— Begin —
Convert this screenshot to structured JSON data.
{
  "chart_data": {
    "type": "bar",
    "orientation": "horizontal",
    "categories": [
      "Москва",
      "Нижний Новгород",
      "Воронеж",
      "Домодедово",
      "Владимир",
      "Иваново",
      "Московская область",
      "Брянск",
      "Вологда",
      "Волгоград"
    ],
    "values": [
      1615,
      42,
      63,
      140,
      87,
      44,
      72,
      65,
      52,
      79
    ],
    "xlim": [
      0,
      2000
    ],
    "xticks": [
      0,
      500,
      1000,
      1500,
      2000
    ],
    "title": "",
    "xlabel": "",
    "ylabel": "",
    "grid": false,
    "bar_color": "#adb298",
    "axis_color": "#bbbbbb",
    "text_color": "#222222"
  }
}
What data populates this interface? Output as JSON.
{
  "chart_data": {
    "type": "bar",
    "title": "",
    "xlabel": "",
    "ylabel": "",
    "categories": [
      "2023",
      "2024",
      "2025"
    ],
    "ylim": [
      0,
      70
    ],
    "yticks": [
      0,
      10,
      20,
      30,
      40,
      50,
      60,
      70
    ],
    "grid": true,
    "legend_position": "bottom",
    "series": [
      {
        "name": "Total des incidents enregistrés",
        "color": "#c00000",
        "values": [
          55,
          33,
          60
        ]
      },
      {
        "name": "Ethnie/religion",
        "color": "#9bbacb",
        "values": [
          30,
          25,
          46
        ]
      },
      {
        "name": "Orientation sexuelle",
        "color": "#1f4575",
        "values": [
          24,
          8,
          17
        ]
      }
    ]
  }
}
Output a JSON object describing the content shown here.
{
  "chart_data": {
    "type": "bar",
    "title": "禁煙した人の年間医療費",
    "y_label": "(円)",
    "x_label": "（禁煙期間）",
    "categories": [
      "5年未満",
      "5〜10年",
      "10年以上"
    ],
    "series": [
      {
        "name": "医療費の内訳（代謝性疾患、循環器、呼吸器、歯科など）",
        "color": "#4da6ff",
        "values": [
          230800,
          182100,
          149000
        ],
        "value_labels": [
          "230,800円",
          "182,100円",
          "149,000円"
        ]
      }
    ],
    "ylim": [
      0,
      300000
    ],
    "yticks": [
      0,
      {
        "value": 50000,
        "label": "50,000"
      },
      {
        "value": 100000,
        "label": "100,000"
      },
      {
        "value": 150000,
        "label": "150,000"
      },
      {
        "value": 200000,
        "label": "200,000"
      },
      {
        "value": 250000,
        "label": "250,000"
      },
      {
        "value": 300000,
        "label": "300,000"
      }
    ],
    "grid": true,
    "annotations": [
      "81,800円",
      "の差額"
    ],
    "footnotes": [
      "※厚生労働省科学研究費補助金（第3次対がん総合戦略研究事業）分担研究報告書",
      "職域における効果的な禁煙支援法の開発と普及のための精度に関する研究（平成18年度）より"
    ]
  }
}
— End —
- [Work to be completed]:
Select and copy every line from the records that includes the word "Output".

- [Result of this exercise]:
What data populates this interface? Output as JSON.
Output a JSON object describing the content shown here.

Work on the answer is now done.